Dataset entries
◇ ◇ ◇ ◇

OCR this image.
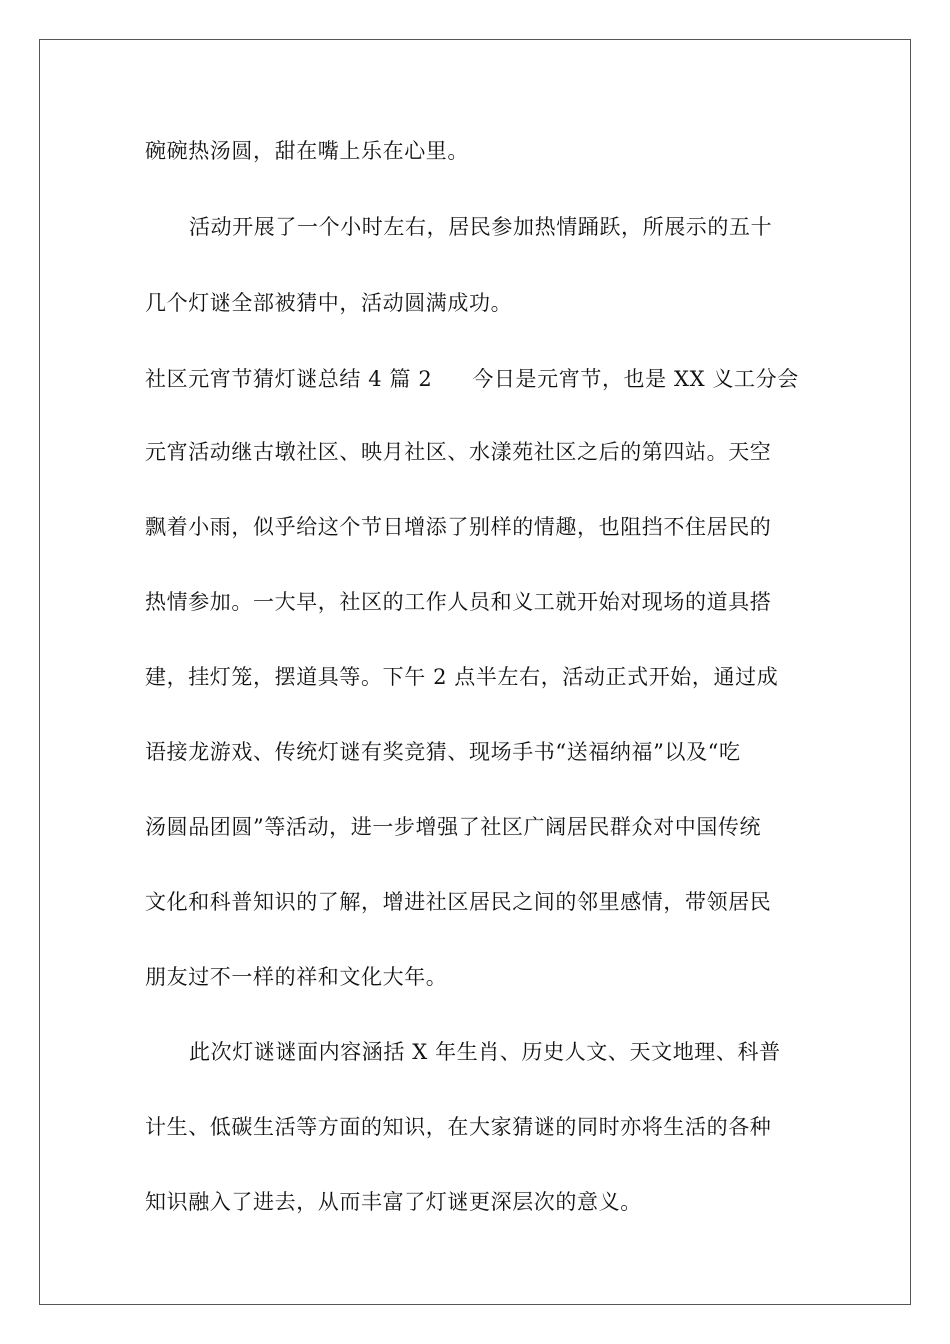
碗碗热汤圆，甜在嘴上乐在心里。
活动开展了一个小时左右，居民参加热情踊跃，所展示的五十
几个灯谜全部被猜中，活动圆满成功。
社区元宵节猜灯谜总结 4 篇 2 今日是元宵节，也是 XX 义工分会
元宵活动继古墩社区、映月社区、水漾苑社区之后的第四站。天空
飘着小雨，似乎给这个节日增添了别样的情趣，也阻挡不住居民的
热情参加。一大早，社区的工作人员和义工就开始对现场的道具搭
建，挂灯笼，摆道具等。下午 2 点半左右，活动正式开始，通过成
语接龙游戏、传统灯谜有奖竞猜、现场手书“送福纳福”以及“吃
汤圆品团圆”等活动，进一步增强了社区广阔居民群众对中国传统
文化和科普知识的了解，增进社区居民之间的邻里感情，带领居民
朋友过不一样的祥和文化大年。
此次灯谜谜面内容涵括 X 年生肖、历史人文、天文地理、科普
计生、低碳生活等方面的知识，在大家猜谜的同时亦将生活的各种
知识融入了进去，从而丰富了灯谜更深层次的意义。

◇ ◇ ◇ ◇

> _JOB_
Reproduce the listing word for word and omit its pictures.

> _TASK SOLUTION_
OCR this image.
碗碗热汤圆，甜在嘴上乐在心里。
活动开展了一个小时左右，居民参加热情踊跃，所展示的五十
几个灯谜全部被猜中，活动圆满成功。
社区元宵节猜灯谜总结 4 篇 2 今日是元宵节，也是 XX 义工分会
元宵活动继古墩社区、映月社区、水漾苑社区之后的第四站。天空
飘着小雨，似乎给这个节日增添了别样的情趣，也阻挡不住居民的
热情参加。一大早，社区的工作人员和义工就开始对现场的道具搭
建，挂灯笼，摆道具等。下午 2 点半左右，活动正式开始，通过成
语接龙游戏、传统灯谜有奖竞猜、现场手书“送福纳福”以及“吃
汤圆品团圆”等活动，进一步增强了社区广阔居民群众对中国传统
文化和科普知识的了解，增进社区居民之间的邻里感情，带领居民
朋友过不一样的祥和文化大年。
此次灯谜谜面内容涵括 X 年生肖、历史人文、天文地理、科普
计生、低碳生活等方面的知识，在大家猜谜的同时亦将生活的各种
知识融入了进去，从而丰富了灯谜更深层次的意义。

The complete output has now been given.